### STATED PROBLEM
Count the lines in the entries below that contain the string "Threshold", treating uppercase and lowercase as different. Reply with the number alone.
** START OF MATERIAL FOR THE TASK **
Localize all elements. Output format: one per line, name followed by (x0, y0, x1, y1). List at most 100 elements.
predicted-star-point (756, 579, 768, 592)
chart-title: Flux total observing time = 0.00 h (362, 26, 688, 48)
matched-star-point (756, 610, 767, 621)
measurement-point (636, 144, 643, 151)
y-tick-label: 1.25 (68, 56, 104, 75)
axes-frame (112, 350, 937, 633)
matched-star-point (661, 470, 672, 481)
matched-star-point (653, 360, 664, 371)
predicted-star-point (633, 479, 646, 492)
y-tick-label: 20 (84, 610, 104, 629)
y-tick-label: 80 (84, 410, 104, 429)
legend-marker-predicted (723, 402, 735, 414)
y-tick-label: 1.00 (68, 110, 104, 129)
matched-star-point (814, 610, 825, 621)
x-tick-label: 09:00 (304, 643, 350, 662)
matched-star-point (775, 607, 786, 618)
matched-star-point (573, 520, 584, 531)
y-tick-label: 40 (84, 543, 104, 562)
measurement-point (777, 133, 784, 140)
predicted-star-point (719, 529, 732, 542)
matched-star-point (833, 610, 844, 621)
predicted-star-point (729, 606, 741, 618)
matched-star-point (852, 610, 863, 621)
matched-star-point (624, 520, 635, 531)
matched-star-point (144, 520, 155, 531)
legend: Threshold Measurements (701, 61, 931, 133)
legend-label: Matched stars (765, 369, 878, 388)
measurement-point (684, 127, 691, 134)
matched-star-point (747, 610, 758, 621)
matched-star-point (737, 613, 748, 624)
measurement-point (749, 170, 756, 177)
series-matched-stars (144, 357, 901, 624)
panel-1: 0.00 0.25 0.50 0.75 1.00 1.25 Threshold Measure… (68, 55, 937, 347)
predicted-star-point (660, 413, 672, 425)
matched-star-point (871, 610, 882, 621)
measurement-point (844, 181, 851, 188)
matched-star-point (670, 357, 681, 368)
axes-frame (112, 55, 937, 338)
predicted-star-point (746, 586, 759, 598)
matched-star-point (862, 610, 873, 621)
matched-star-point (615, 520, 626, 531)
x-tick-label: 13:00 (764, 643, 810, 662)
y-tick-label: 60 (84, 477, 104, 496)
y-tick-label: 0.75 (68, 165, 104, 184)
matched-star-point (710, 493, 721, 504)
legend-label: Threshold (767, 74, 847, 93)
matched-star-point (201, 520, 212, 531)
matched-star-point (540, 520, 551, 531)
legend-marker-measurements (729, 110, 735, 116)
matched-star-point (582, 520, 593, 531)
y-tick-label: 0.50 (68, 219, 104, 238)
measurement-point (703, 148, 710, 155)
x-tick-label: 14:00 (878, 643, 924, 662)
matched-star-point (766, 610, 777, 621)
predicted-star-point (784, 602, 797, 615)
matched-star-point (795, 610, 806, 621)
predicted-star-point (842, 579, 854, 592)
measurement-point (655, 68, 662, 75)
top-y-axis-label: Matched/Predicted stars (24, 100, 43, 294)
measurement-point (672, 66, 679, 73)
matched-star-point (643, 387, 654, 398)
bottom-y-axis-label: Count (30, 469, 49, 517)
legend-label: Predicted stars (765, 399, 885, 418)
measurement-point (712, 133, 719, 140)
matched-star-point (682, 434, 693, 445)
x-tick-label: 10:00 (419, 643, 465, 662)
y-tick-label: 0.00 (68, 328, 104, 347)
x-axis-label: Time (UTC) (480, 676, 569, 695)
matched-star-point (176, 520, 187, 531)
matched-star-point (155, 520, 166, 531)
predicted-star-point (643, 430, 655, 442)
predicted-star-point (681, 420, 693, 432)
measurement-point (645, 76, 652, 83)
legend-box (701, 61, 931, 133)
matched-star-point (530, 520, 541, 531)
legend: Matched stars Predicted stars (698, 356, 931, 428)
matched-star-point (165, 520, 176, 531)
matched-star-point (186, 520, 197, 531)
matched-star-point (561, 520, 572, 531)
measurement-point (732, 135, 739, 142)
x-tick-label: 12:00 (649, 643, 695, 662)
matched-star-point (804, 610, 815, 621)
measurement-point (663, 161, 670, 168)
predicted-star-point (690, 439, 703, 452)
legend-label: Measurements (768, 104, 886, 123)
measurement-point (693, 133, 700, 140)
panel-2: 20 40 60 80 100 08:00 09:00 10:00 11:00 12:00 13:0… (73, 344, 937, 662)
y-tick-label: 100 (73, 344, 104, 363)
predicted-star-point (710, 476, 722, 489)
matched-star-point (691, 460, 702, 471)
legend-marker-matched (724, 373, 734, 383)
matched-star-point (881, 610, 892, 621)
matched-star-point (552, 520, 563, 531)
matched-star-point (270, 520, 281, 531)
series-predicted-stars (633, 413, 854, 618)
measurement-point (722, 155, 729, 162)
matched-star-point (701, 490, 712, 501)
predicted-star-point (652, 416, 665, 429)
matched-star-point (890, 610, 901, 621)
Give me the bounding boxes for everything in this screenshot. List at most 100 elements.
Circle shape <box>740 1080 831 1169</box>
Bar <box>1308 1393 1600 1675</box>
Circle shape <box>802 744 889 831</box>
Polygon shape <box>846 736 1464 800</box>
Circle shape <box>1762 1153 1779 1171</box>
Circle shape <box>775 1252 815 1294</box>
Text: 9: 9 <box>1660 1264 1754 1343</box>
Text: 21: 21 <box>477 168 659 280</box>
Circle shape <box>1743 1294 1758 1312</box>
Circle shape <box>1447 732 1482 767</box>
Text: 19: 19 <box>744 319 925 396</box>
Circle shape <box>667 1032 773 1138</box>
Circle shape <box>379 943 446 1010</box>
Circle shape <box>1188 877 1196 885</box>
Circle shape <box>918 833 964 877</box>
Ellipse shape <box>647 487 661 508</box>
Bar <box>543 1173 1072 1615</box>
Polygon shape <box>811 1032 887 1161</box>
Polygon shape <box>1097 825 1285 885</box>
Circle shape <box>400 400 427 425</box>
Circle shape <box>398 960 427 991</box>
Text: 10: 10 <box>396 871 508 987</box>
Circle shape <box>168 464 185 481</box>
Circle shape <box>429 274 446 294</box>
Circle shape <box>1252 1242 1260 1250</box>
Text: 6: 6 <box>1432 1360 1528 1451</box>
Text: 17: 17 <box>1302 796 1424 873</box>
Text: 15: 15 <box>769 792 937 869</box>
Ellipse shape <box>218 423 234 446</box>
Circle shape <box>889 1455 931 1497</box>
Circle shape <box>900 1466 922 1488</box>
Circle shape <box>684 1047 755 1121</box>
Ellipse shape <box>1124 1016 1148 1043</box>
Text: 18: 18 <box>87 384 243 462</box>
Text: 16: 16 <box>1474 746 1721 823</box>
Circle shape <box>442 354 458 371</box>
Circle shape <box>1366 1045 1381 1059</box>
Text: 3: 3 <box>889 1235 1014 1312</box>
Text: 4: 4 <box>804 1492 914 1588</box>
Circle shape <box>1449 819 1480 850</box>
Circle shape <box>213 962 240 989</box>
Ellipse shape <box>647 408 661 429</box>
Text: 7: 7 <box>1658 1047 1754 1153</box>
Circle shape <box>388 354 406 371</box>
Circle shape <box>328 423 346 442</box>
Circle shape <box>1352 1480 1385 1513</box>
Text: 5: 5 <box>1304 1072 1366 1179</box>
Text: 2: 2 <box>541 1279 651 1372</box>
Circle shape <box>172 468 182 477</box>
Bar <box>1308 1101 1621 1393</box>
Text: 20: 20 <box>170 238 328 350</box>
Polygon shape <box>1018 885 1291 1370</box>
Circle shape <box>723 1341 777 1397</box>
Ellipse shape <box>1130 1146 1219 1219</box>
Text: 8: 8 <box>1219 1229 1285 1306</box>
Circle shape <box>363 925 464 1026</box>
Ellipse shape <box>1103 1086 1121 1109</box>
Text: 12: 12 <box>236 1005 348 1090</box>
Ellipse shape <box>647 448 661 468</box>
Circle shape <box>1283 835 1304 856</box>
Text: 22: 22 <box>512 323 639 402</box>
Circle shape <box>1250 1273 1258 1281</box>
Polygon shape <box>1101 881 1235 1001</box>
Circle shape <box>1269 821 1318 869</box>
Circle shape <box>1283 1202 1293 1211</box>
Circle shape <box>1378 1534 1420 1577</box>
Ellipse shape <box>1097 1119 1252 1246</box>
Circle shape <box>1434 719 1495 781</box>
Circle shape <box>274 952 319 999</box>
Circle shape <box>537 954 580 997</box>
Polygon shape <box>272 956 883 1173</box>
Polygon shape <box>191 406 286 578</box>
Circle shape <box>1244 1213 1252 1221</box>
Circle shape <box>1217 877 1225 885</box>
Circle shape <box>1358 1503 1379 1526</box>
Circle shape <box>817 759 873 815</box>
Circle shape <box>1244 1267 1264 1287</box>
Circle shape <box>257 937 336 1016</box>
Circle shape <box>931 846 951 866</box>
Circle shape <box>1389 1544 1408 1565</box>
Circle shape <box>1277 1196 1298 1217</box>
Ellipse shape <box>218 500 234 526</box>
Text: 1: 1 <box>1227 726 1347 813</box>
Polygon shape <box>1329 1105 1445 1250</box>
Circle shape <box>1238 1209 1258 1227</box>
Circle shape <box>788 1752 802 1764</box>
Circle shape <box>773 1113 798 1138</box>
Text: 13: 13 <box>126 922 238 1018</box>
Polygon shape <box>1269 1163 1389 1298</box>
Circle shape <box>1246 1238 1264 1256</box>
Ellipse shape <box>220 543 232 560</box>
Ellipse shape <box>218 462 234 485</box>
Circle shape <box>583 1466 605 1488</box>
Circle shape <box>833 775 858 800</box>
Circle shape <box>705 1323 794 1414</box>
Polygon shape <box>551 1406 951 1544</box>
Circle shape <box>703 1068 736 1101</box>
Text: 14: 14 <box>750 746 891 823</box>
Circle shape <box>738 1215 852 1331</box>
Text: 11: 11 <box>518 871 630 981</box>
** END OF MATERIAL FOR THE TASK **
### CORRECT RESULT
3